PROBLEM TO SOLVE — In the records that follow, show each line where the word "있습니다" is present.

%%

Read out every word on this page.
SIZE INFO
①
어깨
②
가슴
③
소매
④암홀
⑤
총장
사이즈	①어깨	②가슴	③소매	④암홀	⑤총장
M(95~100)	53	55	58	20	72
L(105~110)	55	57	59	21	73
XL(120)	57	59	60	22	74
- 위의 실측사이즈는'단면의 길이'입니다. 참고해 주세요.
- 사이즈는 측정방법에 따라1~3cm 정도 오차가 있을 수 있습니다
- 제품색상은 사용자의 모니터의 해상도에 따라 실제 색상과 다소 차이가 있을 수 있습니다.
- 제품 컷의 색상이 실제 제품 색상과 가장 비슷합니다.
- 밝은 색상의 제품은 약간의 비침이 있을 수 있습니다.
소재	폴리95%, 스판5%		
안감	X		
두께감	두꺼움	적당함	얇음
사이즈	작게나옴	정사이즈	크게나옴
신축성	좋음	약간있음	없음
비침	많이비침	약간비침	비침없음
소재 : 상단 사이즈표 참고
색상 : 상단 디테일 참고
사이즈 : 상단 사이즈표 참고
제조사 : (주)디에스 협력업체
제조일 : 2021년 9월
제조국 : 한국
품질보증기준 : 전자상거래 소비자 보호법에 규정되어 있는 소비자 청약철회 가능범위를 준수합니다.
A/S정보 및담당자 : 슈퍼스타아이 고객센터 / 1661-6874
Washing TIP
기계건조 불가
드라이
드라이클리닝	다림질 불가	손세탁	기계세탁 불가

%%
%%

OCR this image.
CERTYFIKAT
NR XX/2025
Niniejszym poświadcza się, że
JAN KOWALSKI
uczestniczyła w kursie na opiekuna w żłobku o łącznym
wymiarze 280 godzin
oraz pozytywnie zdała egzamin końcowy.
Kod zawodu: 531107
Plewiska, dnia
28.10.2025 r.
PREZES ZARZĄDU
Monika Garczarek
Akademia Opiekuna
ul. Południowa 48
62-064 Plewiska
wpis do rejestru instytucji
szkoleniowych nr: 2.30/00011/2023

%%

PROBLEM SOLUTION —
- 사이즈는 측정방법에 따라1~3cm 정도 오차가 있을 수 있습니다
- 제품색상은 사용자의 모니터의 해상도에 따라 실제 색상과 다소 차이가 있을 수 있습니다.
- 밝은 색상의 제품은 약간의 비침이 있을 수 있습니다.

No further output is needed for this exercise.